(Stored items from a collection)
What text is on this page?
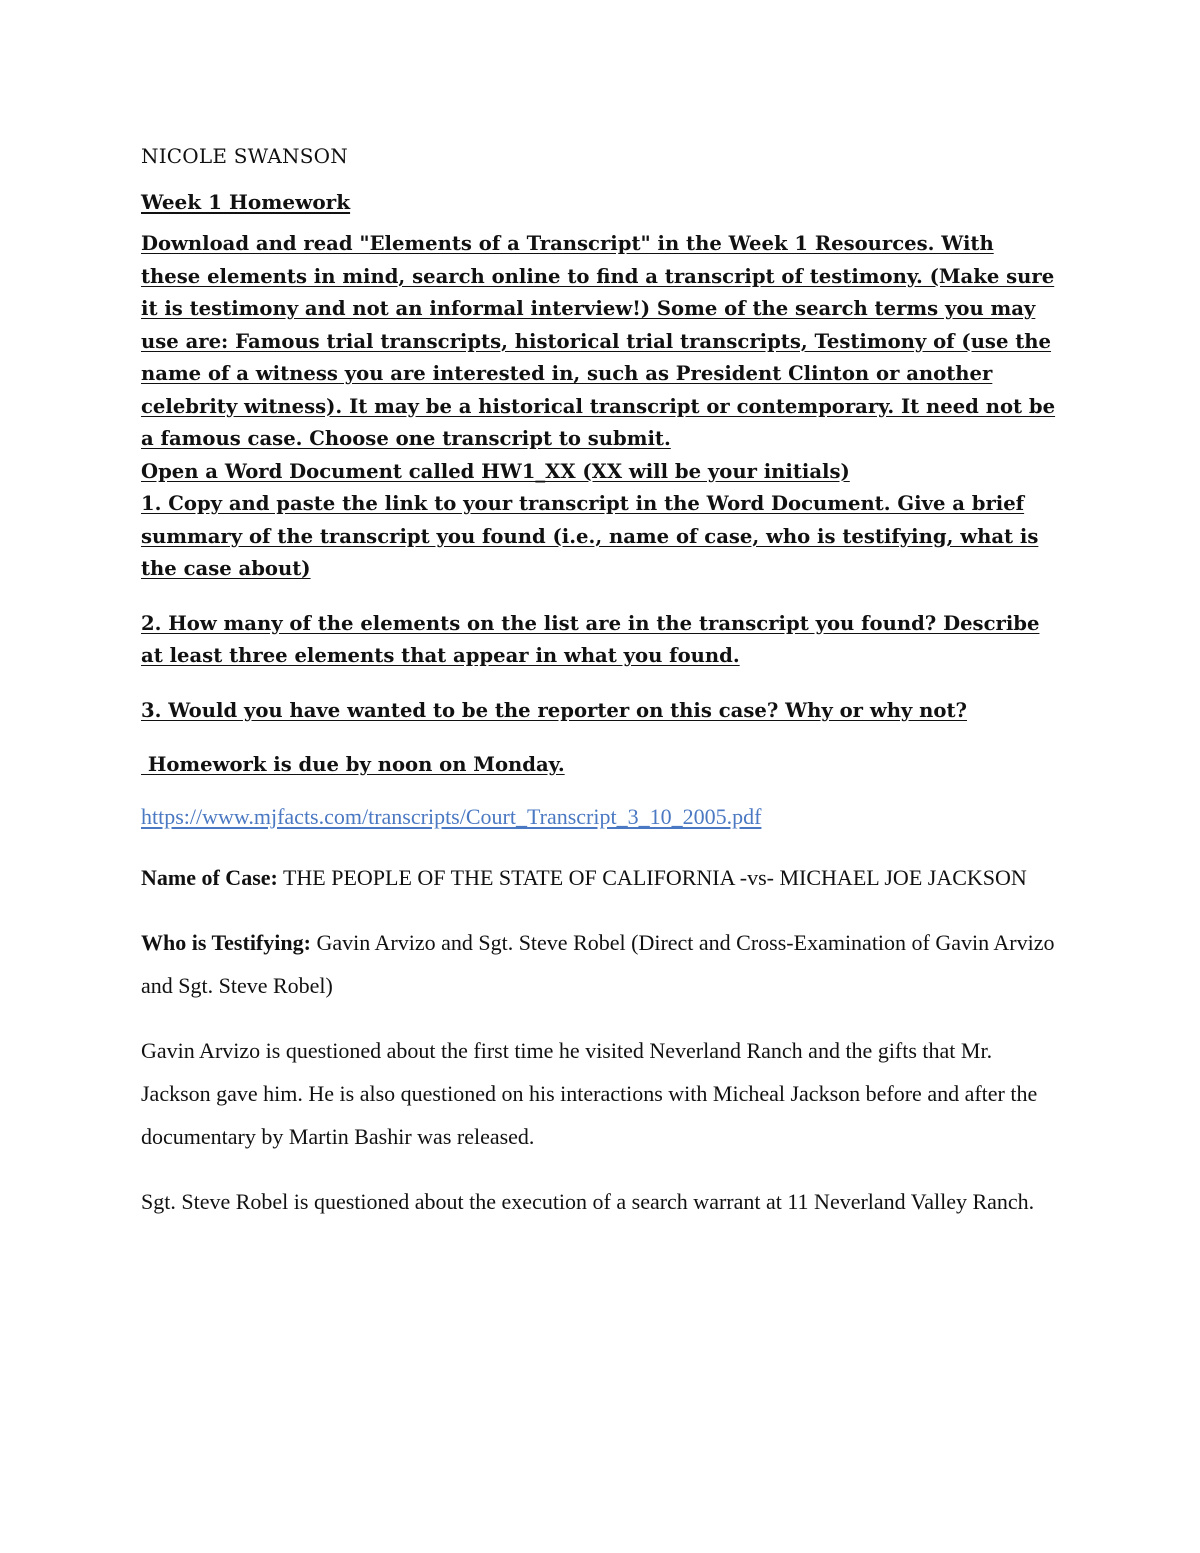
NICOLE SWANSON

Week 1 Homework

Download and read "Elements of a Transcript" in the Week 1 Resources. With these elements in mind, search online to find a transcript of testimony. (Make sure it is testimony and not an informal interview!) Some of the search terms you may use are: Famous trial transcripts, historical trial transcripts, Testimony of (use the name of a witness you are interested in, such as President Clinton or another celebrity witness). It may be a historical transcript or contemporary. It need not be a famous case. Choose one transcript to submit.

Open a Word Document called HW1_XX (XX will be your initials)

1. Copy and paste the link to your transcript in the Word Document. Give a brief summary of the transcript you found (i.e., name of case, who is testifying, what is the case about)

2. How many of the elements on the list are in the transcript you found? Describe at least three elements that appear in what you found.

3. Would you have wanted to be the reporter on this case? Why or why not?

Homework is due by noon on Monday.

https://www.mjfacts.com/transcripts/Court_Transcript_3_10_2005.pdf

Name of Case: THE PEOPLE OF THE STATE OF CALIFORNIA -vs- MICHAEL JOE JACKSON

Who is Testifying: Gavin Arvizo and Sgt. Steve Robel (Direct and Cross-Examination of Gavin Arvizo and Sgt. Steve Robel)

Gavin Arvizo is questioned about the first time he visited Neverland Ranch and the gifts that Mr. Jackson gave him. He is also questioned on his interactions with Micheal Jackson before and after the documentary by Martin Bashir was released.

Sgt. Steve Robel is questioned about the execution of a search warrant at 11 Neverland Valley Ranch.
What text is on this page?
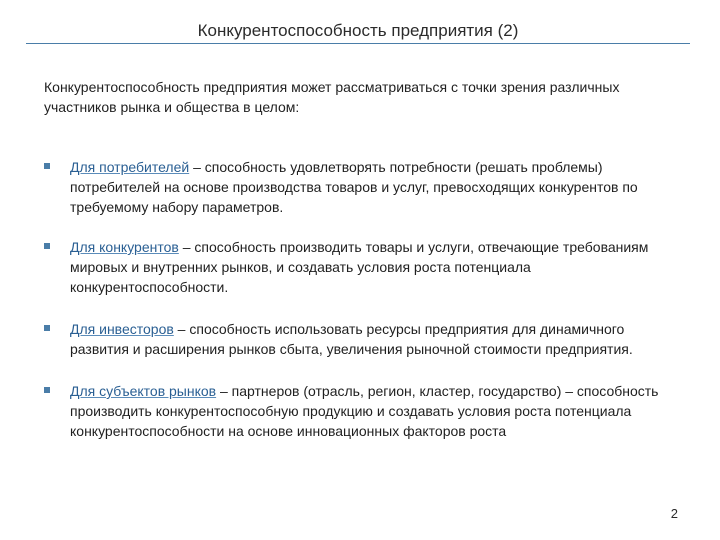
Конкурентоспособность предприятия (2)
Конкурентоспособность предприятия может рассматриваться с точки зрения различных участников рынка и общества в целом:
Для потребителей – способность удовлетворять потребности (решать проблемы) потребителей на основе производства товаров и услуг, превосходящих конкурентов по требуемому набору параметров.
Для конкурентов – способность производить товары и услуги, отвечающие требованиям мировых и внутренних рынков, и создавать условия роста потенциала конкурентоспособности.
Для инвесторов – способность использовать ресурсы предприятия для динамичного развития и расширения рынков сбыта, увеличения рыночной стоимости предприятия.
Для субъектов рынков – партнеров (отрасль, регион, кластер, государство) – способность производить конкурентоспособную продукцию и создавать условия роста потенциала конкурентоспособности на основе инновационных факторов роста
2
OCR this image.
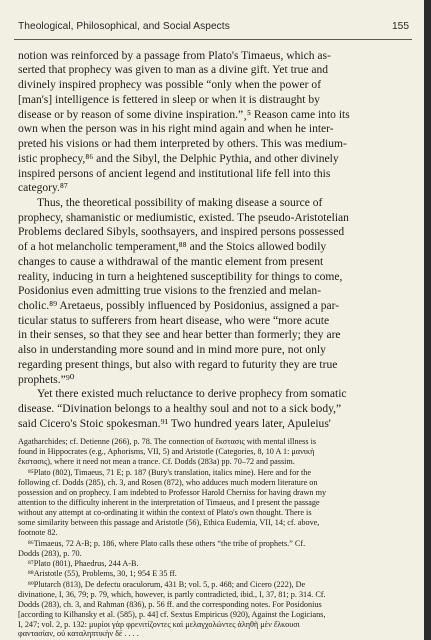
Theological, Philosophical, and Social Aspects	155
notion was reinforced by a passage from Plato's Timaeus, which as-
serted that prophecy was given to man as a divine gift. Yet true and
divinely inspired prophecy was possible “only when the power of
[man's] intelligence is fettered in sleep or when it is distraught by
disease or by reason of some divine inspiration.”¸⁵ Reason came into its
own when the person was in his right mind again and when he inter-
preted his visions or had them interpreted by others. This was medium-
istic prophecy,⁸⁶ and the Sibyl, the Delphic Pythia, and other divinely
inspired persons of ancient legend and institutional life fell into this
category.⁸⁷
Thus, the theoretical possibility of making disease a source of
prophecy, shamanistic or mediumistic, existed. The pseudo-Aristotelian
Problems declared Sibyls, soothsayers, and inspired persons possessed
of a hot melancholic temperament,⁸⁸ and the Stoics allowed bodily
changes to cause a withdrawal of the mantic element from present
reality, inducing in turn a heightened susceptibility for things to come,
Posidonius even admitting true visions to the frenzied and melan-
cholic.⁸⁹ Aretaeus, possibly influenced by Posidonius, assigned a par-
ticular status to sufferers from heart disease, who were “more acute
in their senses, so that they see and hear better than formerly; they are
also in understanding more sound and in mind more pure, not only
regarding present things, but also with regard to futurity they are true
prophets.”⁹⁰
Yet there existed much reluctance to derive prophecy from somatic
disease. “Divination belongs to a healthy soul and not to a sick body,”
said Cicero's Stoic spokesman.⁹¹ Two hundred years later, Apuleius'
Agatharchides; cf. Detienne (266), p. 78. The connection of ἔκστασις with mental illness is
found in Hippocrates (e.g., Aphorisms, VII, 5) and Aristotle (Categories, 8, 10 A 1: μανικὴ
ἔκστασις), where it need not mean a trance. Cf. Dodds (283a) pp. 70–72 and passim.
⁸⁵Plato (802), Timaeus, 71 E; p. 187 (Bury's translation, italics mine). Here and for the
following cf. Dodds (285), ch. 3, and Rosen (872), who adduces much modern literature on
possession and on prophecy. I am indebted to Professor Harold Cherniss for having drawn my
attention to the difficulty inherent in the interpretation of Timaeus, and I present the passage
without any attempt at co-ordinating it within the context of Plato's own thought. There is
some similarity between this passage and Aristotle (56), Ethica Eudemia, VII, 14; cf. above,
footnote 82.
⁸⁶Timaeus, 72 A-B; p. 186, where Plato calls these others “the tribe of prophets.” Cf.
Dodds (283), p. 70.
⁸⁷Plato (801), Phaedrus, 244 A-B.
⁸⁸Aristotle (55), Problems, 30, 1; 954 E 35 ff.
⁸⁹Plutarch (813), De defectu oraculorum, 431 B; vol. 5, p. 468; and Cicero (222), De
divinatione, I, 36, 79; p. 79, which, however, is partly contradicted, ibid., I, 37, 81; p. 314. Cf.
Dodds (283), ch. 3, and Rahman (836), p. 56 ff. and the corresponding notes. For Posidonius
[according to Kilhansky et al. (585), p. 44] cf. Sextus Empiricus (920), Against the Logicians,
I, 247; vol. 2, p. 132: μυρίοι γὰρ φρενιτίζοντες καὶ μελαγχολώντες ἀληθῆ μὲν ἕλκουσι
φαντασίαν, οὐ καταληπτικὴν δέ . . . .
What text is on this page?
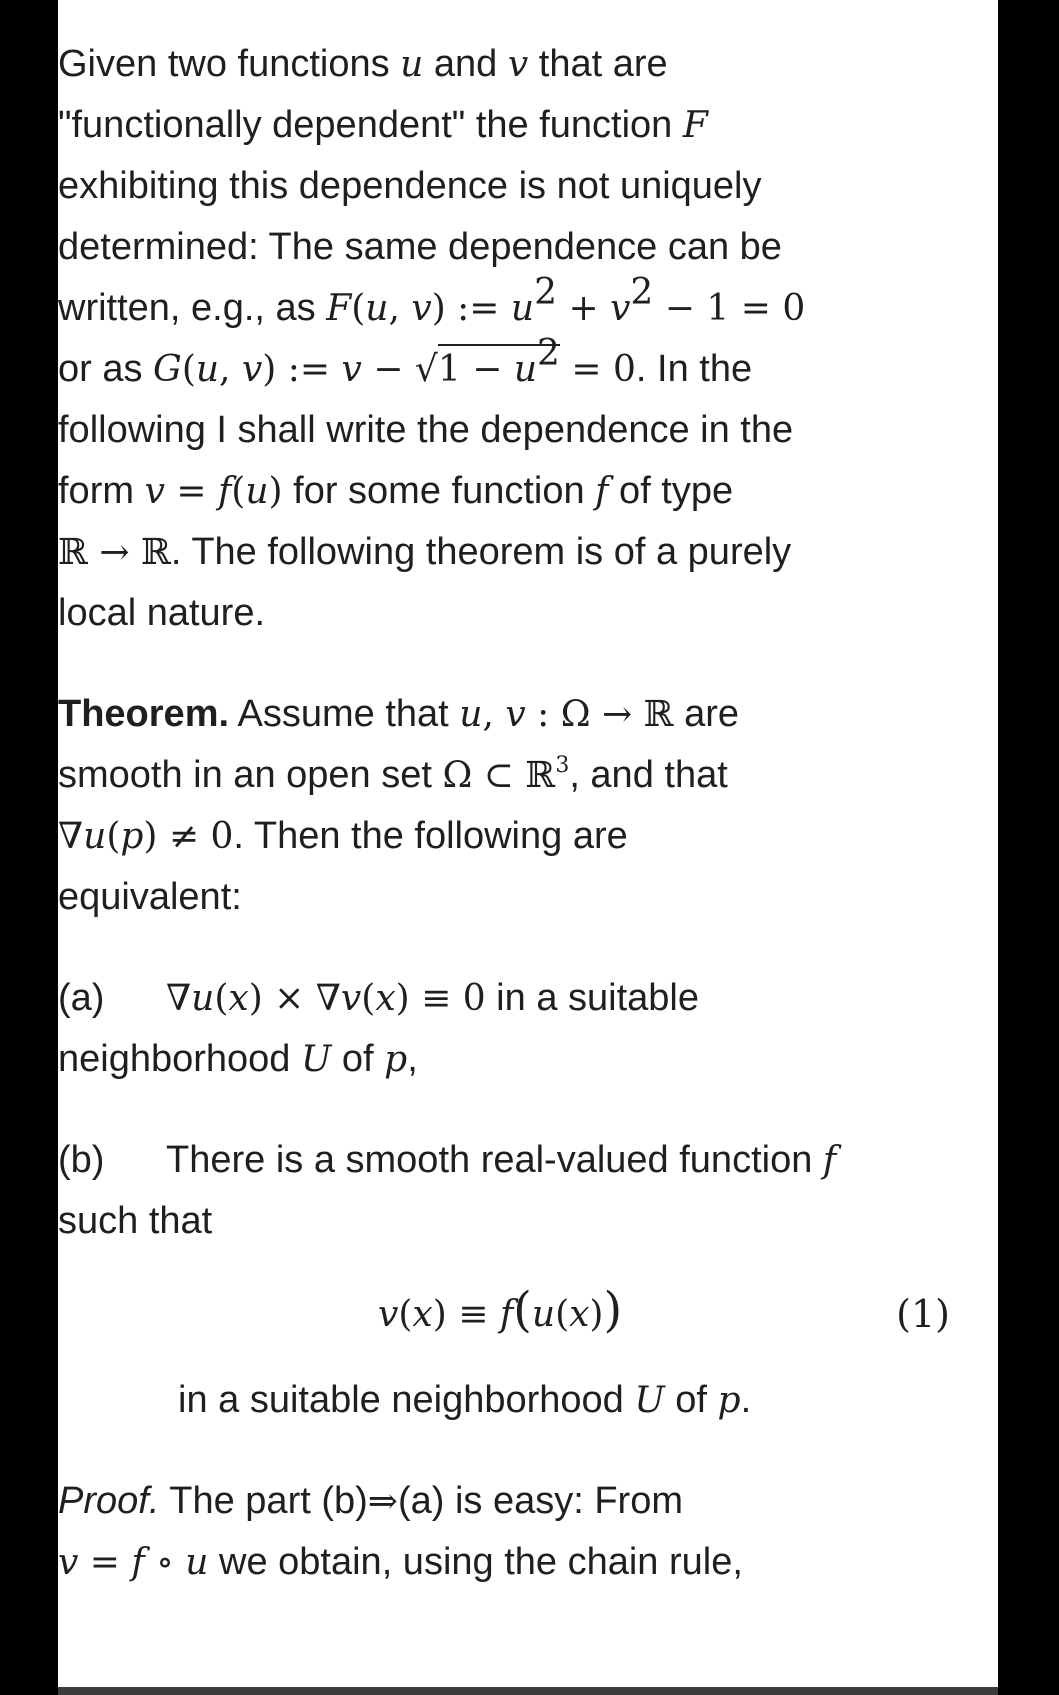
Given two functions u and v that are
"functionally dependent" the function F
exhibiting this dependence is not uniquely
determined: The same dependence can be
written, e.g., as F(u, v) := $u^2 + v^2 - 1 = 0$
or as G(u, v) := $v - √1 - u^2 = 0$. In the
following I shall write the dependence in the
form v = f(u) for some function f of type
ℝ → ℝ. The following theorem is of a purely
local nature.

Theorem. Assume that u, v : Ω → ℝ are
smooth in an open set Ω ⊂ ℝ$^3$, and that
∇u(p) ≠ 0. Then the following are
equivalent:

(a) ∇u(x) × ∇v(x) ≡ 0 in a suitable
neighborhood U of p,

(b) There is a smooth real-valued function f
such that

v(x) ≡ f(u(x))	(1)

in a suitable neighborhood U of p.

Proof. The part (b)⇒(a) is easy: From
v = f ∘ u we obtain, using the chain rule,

• REQUIREMENT:
Every line should be retyped exactly, with the pictures omitted.

• FINAL RESULT:
What text is on this page?
NICOLE SWANSON

Week 1 Homework

Download and read "Elements of a Transcript" in the Week 1 Resources. With these elements in mind, search online to find a transcript of testimony. (Make sure it is testimony and not an informal interview!) Some of the search terms you may use are: Famous trial transcripts, historical trial transcripts, Testimony of (use the name of a witness you are interested in, such as President Clinton or another celebrity witness). It may be a historical transcript or contemporary. It need not be a famous case. Choose one transcript to submit.

Open a Word Document called HW1_XX (XX will be your initials)

1. Copy and paste the link to your transcript in the Word Document. Give a brief summary of the transcript you found (i.e., name of case, who is testifying, what is the case about)

2. How many of the elements on the list are in the transcript you found? Describe at least three elements that appear in what you found.

3. Would you have wanted to be the reporter on this case? Why or why not?

Homework is due by noon on Monday.

https://www.mjfacts.com/transcripts/Court_Transcript_3_10_2005.pdf

Name of Case: THE PEOPLE OF THE STATE OF CALIFORNIA -vs- MICHAEL JOE JACKSON

Who is Testifying: Gavin Arvizo and Sgt. Steve Robel (Direct and Cross-Examination of Gavin Arvizo and Sgt. Steve Robel)

Gavin Arvizo is questioned about the first time he visited Neverland Ranch and the gifts that Mr. Jackson gave him. He is also questioned on his interactions with Micheal Jackson before and after the documentary by Martin Bashir was released.

Sgt. Steve Robel is questioned about the execution of a search warrant at 11 Neverland Valley Ranch.
What text is on this page?
Конкурентоспособность предприятия (2)
Конкурентоспособность предприятия может рассматриваться с точки зрения различных участников рынка и общества в целом:
Для потребителей – способность удовлетворять потребности (решать проблемы) потребителей на основе производства товаров и услуг, превосходящих конкурентов по требуемому набору параметров.
Для конкурентов – способность производить товары и услуги, отвечающие требованиям мировых и внутренних рынков, и создавать условия роста потенциала конкурентоспособности.
Для инвесторов – способность использовать ресурсы предприятия для динамичного развития и расширения рынков сбыта, увеличения рыночной стоимости предприятия.
Для субъектов рынков – партнеров (отрасль, регион, кластер, государство) – способность производить конкурентоспособную продукцию и создавать условия роста потенциала конкурентоспособности на основе инновационных факторов роста
2
OCR this image.
Theological, Philosophical, and Social Aspects	155
notion was reinforced by a passage from Plato's Timaeus, which as-
serted that prophecy was given to man as a divine gift. Yet true and
divinely inspired prophecy was possible “only when the power of
[man's] intelligence is fettered in sleep or when it is distraught by
disease or by reason of some divine inspiration.”¸⁵ Reason came into its
own when the person was in his right mind again and when he inter-
preted his visions or had them interpreted by others. This was medium-
istic prophecy,⁸⁶ and the Sibyl, the Delphic Pythia, and other divinely
inspired persons of ancient legend and institutional life fell into this
category.⁸⁷
Thus, the theoretical possibility of making disease a source of
prophecy, shamanistic or mediumistic, existed. The pseudo-Aristotelian
Problems declared Sibyls, soothsayers, and inspired persons possessed
of a hot melancholic temperament,⁸⁸ and the Stoics allowed bodily
changes to cause a withdrawal of the mantic element from present
reality, inducing in turn a heightened susceptibility for things to come,
Posidonius even admitting true visions to the frenzied and melan-
cholic.⁸⁹ Aretaeus, possibly influenced by Posidonius, assigned a par-
ticular status to sufferers from heart disease, who were “more acute
in their senses, so that they see and hear better than formerly; they are
also in understanding more sound and in mind more pure, not only
regarding present things, but also with regard to futurity they are true
prophets.”⁹⁰
Yet there existed much reluctance to derive prophecy from somatic
disease. “Divination belongs to a healthy soul and not to a sick body,”
said Cicero's Stoic spokesman.⁹¹ Two hundred years later, Apuleius'
Agatharchides; cf. Detienne (266), p. 78. The connection of ἔκστασις with mental illness is
found in Hippocrates (e.g., Aphorisms, VII, 5) and Aristotle (Categories, 8, 10 A 1: μανικὴ
ἔκστασις), where it need not mean a trance. Cf. Dodds (283a) pp. 70–72 and passim.
⁸⁵Plato (802), Timaeus, 71 E; p. 187 (Bury's translation, italics mine). Here and for the
following cf. Dodds (285), ch. 3, and Rosen (872), who adduces much modern literature on
possession and on prophecy. I am indebted to Professor Harold Cherniss for having drawn my
attention to the difficulty inherent in the interpretation of Timaeus, and I present the passage
without any attempt at co-ordinating it within the context of Plato's own thought. There is
some similarity between this passage and Aristotle (56), Ethica Eudemia, VII, 14; cf. above,
footnote 82.
⁸⁶Timaeus, 72 A-B; p. 186, where Plato calls these others “the tribe of prophets.” Cf.
Dodds (283), p. 70.
⁸⁷Plato (801), Phaedrus, 244 A-B.
⁸⁸Aristotle (55), Problems, 30, 1; 954 E 35 ff.
⁸⁹Plutarch (813), De defectu oraculorum, 431 B; vol. 5, p. 468; and Cicero (222), De
divinatione, I, 36, 79; p. 79, which, however, is partly contradicted, ibid., I, 37, 81; p. 314. Cf.
Dodds (283), ch. 3, and Rahman (836), p. 56 ff. and the corresponding notes. For Posidonius
[according to Kilhansky et al. (585), p. 44] cf. Sextus Empiricus (920), Against the Logicians,
I, 247; vol. 2, p. 132: μυρίοι γὰρ φρενιτίζοντες καὶ μελαγχολώντες ἀληθῆ μὲν ἕλκουσι
φαντασίαν, οὐ καταληπτικὴν δέ . . . .
What text is on this page?
Given two functions u and v that are
"functionally dependent" the function F
exhibiting this dependence is not uniquely
determined: The same dependence can be
written, e.g., as F(u, v) := $u^2 + v^2 - 1 = 0$
or as G(u, v) := $v - √1 - u^2 = 0$. In the
following I shall write the dependence in the
form v = f(u) for some function f of type
ℝ → ℝ. The following theorem is of a purely
local nature.

Theorem. Assume that u, v : Ω → ℝ are
smooth in an open set Ω ⊂ ℝ$^3$, and that
∇u(p) ≠ 0. Then the following are
equivalent:

(a) ∇u(x) × ∇v(x) ≡ 0 in a suitable
neighborhood U of p,

(b) There is a smooth real-valued function f
such that

v(x) ≡ f(u(x))	(1)

in a suitable neighborhood U of p.

Proof. The part (b)⇒(a) is easy: From
v = f ∘ u we obtain, using the chain rule,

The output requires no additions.